_Set task_:
Find the lines containing the word "Правительства" and copy every one of them.

==== Records shown

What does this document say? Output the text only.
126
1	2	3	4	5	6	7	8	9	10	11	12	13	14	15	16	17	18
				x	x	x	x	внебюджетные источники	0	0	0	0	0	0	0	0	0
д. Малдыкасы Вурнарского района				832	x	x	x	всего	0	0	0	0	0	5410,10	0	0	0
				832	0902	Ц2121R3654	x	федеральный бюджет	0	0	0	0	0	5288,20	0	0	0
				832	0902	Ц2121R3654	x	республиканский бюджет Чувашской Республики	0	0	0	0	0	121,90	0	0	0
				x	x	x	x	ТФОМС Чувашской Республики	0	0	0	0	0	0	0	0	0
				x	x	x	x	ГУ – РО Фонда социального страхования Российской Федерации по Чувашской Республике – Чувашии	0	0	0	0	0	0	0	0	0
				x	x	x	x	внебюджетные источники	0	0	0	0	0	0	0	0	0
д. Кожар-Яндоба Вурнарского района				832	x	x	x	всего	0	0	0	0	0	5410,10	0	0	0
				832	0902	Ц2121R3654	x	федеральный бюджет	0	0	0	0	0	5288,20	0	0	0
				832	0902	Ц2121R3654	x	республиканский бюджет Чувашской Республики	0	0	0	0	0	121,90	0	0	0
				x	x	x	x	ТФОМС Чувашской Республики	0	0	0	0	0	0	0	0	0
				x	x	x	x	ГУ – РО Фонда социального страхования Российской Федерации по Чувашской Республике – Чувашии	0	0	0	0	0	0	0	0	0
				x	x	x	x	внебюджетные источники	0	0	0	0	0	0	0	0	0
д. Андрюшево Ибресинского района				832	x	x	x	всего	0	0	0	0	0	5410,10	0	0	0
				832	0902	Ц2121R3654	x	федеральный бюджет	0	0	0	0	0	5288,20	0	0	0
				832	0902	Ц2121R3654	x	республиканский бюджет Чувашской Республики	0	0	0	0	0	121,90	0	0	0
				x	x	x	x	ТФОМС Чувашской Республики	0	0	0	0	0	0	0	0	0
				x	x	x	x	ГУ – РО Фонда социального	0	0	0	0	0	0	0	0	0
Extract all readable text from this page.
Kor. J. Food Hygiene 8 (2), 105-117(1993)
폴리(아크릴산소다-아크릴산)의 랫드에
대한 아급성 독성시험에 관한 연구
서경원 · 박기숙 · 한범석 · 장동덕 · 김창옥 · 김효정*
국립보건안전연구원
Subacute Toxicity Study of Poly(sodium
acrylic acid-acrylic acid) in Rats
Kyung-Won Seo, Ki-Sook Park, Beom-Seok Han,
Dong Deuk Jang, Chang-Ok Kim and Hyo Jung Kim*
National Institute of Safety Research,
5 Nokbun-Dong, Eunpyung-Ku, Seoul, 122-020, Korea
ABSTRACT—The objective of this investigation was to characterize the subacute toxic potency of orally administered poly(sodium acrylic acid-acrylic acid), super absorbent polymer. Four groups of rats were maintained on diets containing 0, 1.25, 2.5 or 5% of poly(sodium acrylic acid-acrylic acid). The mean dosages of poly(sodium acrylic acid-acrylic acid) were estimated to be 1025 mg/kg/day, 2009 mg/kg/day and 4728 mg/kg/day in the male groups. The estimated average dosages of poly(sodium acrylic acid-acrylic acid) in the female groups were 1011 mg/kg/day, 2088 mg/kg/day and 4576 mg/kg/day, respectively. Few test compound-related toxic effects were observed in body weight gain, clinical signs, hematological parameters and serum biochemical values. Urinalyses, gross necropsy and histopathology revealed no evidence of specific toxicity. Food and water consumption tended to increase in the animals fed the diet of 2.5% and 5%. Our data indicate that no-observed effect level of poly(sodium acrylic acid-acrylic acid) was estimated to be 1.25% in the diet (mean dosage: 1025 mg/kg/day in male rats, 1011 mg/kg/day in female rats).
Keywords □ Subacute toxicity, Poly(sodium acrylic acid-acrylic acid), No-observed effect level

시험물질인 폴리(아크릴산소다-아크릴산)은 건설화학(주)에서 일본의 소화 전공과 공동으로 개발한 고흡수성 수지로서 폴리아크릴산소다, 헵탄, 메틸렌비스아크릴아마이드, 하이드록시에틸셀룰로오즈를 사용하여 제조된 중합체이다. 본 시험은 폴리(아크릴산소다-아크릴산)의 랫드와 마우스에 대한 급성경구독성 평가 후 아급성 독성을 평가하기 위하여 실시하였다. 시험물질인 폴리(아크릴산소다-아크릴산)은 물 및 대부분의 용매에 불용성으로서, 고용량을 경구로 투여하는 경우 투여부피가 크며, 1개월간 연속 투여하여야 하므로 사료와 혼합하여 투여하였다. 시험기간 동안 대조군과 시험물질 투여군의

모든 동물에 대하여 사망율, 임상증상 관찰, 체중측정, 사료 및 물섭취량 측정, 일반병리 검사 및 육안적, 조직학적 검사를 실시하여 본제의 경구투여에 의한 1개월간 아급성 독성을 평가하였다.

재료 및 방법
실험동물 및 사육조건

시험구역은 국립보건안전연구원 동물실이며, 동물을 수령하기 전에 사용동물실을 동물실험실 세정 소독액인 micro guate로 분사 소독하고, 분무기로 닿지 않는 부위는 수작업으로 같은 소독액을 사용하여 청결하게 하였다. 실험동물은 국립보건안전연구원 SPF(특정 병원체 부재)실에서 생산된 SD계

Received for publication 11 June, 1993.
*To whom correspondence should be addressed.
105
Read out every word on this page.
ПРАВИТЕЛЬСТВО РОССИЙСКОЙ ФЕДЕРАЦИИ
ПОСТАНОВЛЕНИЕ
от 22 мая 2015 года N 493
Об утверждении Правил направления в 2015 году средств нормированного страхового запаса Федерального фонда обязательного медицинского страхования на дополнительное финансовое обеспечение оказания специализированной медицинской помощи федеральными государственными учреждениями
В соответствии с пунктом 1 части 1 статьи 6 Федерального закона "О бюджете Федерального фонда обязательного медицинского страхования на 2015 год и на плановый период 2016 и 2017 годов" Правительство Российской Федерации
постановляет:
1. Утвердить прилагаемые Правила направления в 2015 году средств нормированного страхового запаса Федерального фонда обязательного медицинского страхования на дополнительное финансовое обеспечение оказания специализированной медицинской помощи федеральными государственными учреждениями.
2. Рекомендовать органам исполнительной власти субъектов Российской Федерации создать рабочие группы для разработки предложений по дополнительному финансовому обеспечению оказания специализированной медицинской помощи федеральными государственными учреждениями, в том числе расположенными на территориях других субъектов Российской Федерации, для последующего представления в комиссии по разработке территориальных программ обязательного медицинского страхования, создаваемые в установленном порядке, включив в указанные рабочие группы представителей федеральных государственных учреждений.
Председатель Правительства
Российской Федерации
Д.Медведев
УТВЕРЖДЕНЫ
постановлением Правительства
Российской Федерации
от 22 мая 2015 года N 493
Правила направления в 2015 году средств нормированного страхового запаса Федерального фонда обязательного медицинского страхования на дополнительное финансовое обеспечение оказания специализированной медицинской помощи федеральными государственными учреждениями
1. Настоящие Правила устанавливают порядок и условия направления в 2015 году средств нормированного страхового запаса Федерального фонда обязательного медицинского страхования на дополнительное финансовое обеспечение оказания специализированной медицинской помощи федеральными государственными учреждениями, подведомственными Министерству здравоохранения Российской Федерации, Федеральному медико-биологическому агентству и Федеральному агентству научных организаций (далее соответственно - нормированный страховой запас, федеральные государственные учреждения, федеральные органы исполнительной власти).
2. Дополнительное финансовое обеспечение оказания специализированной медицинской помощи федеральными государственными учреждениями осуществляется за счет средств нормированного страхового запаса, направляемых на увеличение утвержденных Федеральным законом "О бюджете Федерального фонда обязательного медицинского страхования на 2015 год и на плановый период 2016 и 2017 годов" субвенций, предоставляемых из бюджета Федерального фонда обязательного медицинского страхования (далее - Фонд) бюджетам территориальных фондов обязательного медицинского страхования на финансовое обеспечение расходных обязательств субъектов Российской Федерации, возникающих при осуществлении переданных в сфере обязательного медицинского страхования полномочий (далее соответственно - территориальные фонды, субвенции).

========

_Answer to the exercise_:
Председатель Правительства
постановлением Правительства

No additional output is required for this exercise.